Task input -
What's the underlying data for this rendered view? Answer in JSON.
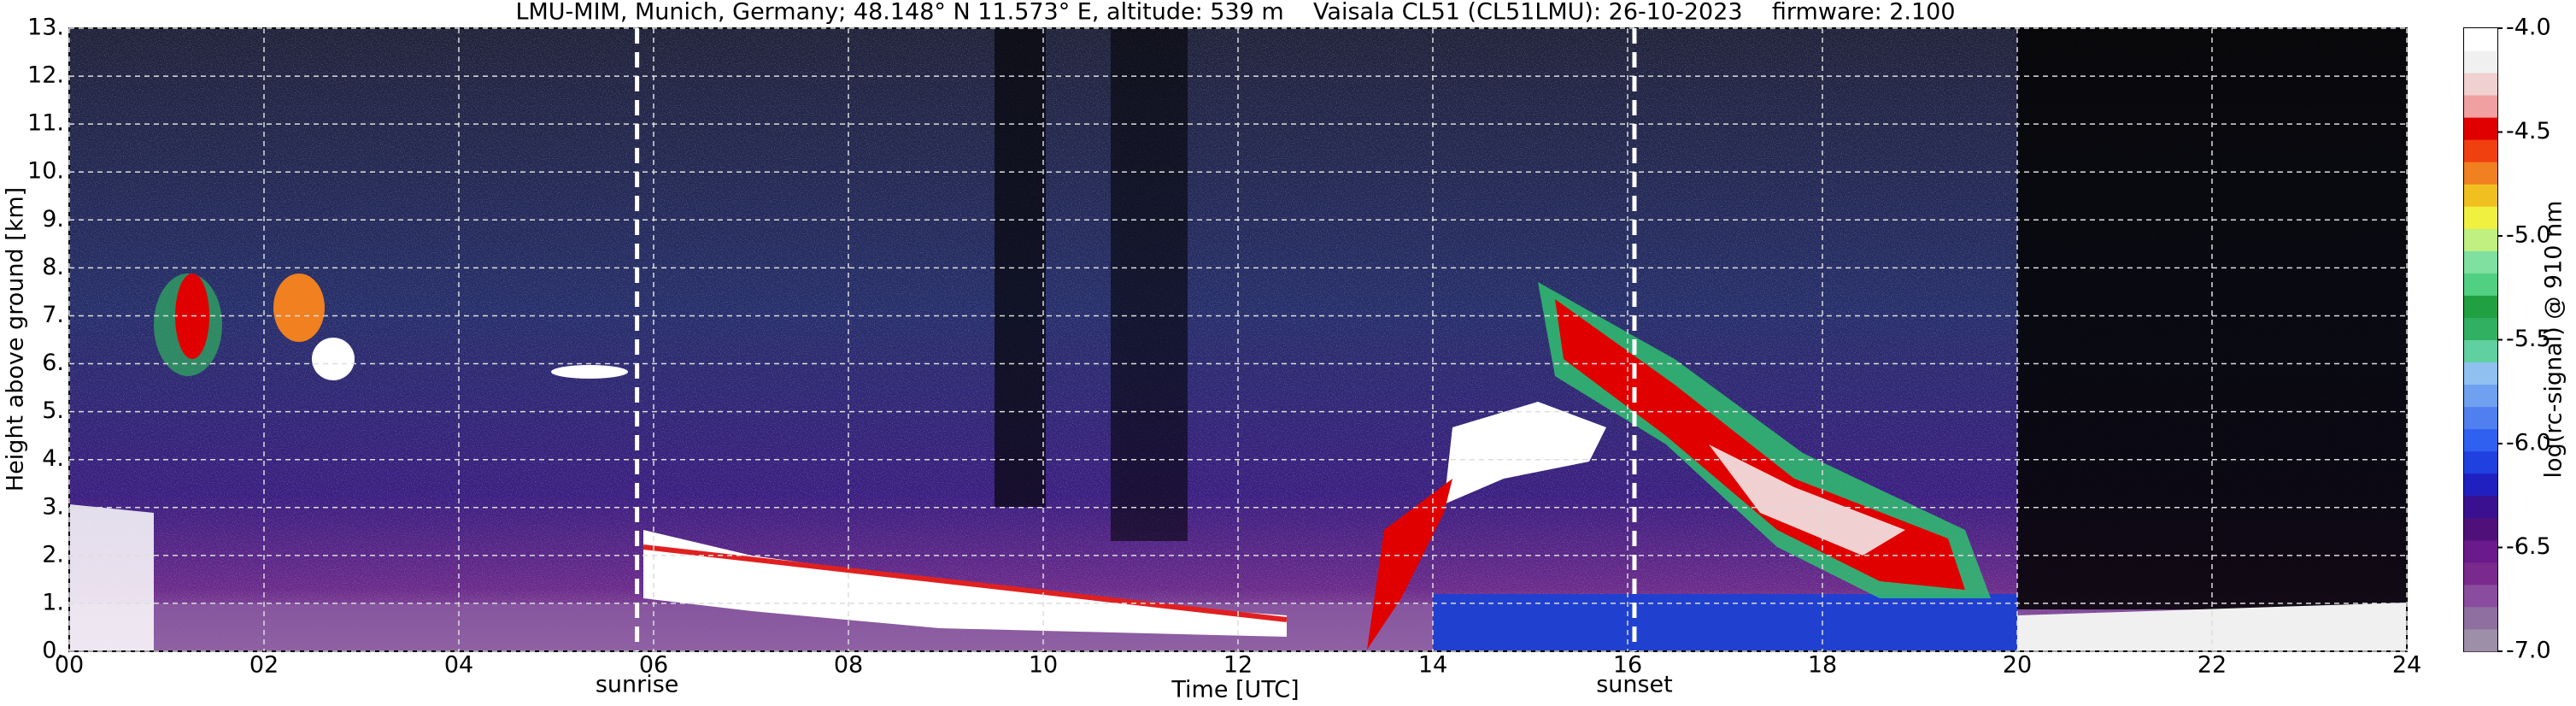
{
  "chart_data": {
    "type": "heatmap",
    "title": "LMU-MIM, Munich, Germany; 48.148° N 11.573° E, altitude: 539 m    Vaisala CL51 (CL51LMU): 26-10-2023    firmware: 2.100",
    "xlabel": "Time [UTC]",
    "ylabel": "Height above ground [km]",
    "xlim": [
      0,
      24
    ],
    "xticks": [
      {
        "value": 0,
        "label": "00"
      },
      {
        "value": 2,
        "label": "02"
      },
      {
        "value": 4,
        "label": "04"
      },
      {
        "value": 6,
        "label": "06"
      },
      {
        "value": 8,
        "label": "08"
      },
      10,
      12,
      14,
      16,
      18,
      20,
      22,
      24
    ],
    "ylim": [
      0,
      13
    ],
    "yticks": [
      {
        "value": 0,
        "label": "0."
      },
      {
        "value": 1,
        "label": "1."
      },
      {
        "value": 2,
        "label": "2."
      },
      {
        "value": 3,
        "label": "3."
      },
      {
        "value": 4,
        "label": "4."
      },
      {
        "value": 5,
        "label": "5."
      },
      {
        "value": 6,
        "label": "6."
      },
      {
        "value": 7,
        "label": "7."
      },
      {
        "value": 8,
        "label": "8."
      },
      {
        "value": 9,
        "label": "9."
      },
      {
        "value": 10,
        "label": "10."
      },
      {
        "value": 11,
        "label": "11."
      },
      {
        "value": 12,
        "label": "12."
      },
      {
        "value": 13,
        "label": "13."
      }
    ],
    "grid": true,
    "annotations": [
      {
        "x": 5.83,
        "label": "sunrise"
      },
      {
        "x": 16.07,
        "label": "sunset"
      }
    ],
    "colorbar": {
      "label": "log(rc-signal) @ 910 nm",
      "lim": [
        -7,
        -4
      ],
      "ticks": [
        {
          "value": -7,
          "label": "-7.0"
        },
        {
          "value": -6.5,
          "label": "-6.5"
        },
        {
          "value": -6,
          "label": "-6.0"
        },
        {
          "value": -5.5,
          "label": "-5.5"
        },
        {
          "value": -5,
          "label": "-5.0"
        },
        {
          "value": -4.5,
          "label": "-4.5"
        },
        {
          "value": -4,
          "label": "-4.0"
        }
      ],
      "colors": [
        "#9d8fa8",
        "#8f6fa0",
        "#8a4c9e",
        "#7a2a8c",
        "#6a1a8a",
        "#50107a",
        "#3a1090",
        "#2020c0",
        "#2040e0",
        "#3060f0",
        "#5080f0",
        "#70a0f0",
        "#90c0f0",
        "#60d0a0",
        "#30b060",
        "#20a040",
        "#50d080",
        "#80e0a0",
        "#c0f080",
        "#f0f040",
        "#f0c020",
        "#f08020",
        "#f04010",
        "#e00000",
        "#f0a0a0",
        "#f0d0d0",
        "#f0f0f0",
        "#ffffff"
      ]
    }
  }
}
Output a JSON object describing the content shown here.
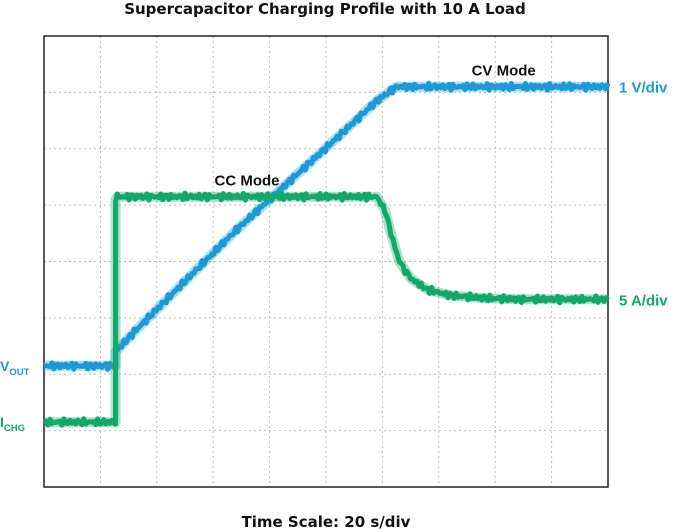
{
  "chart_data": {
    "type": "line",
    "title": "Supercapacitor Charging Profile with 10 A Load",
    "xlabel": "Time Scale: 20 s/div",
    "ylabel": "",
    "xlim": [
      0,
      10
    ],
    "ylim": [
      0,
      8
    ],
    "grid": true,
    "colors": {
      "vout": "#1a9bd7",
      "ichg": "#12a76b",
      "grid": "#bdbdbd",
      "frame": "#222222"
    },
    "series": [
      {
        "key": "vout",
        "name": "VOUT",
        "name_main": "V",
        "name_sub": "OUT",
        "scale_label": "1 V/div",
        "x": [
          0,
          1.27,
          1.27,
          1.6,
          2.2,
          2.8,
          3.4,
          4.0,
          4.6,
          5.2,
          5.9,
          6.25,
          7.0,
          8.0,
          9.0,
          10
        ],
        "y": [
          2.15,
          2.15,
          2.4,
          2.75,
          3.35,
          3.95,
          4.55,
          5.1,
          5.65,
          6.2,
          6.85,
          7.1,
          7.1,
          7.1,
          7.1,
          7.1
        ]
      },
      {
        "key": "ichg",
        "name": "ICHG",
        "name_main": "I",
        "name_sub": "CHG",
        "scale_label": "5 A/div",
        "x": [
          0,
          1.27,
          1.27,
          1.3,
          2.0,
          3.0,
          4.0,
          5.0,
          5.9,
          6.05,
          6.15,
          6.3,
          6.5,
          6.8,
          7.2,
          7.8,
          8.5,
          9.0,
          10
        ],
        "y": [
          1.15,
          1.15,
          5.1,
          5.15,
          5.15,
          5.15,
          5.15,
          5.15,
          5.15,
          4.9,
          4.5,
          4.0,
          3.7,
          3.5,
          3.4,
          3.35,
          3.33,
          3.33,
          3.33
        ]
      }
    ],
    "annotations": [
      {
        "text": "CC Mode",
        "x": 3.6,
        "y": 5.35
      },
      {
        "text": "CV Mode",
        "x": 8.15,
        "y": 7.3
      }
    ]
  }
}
==
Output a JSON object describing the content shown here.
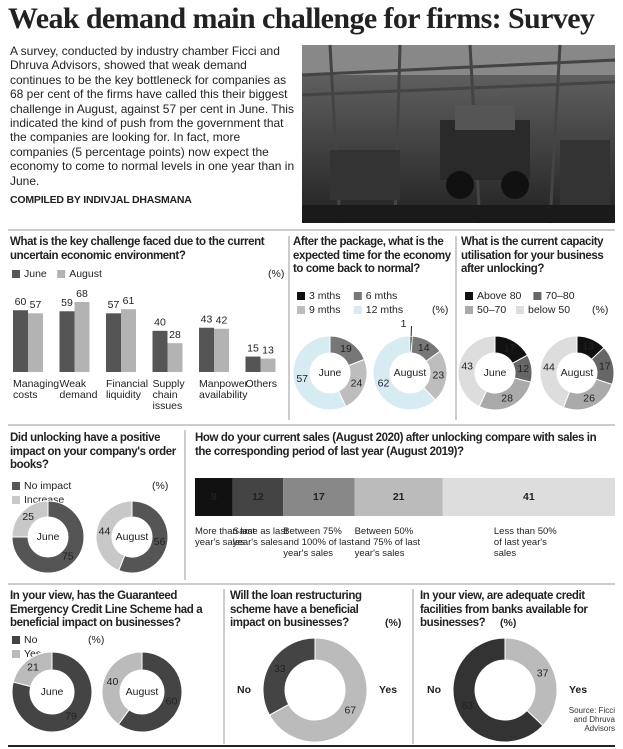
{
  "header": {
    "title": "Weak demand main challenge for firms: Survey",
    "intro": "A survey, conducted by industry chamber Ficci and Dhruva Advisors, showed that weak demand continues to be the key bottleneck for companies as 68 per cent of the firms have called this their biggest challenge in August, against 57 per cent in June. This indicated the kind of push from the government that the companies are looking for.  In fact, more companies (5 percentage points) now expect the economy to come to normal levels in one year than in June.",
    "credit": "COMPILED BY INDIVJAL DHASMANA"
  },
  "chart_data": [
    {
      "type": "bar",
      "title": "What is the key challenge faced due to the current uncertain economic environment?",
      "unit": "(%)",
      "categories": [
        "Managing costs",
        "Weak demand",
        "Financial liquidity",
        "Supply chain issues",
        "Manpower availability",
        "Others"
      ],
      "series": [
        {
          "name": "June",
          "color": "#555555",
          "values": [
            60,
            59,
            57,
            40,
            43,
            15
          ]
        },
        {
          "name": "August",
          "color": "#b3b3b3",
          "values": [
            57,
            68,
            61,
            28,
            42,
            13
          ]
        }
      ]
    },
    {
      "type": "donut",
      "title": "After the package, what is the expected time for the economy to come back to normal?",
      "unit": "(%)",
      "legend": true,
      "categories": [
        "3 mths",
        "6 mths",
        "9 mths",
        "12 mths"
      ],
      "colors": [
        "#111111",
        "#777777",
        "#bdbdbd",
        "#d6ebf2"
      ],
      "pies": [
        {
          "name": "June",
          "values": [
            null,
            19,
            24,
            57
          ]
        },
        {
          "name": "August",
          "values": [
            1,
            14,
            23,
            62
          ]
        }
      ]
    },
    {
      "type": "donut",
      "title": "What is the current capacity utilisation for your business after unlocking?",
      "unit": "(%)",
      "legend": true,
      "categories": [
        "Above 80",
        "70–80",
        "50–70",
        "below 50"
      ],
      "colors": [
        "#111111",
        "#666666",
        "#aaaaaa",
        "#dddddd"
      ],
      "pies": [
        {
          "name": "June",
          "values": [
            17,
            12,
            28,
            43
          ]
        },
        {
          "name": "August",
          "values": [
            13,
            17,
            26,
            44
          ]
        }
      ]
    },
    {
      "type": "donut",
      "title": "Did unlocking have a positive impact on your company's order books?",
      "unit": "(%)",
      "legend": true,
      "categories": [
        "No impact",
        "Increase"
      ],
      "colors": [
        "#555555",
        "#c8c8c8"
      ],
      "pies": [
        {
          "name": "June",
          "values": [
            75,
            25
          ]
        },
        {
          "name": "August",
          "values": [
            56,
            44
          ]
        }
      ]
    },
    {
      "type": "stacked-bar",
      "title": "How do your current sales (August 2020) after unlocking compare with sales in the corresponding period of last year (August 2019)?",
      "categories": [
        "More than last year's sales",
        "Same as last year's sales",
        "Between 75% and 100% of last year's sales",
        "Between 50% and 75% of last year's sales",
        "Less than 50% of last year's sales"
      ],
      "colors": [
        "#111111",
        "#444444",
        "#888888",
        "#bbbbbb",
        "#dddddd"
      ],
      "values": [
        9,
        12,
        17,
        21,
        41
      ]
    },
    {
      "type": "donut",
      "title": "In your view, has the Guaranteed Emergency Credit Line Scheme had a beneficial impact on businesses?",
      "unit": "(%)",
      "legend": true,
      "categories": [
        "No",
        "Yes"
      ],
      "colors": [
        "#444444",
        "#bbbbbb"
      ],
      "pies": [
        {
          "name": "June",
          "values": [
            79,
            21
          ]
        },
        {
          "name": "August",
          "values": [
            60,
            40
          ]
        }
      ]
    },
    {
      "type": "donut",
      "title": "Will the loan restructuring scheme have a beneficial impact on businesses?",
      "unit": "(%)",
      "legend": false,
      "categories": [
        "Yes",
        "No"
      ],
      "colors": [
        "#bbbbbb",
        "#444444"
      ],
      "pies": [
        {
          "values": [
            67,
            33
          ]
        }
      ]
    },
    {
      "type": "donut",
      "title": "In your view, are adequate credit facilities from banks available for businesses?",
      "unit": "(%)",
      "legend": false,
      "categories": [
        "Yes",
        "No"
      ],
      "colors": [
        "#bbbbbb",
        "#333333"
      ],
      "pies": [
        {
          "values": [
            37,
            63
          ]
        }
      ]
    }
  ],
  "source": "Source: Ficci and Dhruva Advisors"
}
...
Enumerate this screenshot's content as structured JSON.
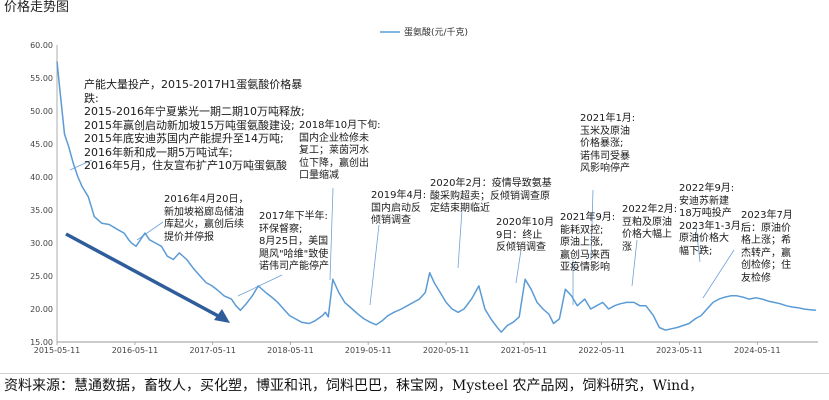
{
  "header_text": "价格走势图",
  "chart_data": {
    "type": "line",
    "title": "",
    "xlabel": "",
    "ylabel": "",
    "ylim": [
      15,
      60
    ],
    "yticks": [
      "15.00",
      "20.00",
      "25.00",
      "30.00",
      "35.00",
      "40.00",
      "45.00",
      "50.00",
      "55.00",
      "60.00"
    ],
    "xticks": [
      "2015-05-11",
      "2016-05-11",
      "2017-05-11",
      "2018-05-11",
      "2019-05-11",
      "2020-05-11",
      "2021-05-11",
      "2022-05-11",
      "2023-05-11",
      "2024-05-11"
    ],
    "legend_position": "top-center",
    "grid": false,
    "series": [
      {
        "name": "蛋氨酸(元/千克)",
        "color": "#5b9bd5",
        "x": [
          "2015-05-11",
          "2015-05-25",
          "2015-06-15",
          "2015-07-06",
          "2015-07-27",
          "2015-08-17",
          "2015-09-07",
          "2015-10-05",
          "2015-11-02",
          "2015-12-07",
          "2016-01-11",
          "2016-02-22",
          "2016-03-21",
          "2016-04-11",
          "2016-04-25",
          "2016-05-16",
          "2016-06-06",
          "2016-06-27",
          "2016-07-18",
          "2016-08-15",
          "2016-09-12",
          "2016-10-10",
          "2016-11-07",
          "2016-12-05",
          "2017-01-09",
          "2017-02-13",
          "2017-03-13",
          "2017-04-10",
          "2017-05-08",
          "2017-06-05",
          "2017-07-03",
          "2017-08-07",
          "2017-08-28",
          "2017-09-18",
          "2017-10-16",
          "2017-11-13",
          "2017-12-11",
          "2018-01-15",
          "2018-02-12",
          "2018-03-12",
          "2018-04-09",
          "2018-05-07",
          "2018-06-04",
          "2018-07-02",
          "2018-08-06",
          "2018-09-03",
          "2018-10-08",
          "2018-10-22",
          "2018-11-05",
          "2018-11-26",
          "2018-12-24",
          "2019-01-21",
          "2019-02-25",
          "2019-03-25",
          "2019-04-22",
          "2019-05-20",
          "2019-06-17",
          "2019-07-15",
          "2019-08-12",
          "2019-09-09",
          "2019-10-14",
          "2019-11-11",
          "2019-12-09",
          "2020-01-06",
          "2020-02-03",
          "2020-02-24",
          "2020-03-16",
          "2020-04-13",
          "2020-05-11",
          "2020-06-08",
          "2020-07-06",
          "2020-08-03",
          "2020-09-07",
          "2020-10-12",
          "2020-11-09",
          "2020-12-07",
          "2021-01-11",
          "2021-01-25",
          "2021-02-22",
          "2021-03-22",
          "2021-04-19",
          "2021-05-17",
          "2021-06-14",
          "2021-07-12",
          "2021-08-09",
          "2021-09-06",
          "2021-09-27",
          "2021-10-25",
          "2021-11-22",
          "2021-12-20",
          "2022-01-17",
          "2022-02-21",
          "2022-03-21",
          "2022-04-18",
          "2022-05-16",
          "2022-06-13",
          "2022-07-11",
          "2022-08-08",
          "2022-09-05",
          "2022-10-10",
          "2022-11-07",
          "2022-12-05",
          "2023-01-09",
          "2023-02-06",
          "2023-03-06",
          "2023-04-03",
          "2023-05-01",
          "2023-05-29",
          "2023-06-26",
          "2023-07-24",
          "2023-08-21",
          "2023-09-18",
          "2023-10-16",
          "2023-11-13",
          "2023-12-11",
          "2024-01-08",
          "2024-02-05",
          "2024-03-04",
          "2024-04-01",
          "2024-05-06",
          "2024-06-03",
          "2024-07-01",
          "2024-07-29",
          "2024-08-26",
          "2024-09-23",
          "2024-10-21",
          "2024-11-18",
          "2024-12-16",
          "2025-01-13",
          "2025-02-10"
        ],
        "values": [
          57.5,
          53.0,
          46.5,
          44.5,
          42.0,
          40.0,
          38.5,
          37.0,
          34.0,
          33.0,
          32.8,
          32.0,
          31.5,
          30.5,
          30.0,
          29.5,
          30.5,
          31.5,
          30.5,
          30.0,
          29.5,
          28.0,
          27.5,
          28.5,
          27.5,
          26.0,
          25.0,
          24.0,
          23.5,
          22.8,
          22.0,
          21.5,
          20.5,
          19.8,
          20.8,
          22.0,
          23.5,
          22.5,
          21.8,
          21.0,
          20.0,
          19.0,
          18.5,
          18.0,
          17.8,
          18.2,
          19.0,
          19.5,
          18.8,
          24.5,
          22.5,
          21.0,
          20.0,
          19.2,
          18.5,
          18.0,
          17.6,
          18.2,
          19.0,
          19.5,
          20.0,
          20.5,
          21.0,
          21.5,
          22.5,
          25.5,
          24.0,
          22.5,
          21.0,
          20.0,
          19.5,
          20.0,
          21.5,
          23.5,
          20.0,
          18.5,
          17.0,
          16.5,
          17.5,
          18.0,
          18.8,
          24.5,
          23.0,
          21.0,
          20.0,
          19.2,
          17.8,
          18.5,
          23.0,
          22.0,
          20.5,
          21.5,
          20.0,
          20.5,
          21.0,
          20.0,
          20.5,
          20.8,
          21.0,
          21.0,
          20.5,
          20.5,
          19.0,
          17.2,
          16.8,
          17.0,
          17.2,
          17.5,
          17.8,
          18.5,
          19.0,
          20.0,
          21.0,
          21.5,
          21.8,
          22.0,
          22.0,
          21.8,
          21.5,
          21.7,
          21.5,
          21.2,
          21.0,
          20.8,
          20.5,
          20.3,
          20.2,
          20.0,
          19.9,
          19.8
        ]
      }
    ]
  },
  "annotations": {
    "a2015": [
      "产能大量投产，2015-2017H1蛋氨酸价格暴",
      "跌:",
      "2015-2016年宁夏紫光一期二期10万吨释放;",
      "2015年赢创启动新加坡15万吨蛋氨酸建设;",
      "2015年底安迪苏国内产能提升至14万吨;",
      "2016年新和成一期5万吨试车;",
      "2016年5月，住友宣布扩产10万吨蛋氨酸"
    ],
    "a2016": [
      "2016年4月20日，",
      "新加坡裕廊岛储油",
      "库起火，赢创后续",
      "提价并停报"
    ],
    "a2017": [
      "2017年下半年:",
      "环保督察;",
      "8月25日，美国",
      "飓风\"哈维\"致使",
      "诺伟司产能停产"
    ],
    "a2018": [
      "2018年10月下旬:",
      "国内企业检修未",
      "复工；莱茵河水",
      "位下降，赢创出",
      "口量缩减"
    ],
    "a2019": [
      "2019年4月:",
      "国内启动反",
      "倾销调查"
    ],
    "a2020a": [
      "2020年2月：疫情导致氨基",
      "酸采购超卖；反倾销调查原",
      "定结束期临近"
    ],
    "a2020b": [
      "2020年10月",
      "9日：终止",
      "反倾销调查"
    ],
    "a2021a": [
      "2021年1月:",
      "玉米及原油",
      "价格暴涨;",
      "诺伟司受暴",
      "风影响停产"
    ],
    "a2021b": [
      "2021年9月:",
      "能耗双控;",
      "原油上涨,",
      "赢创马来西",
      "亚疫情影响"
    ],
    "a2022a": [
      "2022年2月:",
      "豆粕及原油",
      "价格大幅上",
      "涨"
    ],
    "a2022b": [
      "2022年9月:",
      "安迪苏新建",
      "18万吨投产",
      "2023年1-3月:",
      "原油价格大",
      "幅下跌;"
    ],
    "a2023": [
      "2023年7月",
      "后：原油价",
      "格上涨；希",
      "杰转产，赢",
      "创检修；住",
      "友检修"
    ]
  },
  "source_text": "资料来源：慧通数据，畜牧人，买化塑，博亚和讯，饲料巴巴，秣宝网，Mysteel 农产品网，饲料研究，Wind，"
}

Exercise description -
Where a line above contains the word "Between", copy that line.

Solved problem -
        "Between 75% and 100% of last year's sales",
        "Between 50% and 75% of last year's sales",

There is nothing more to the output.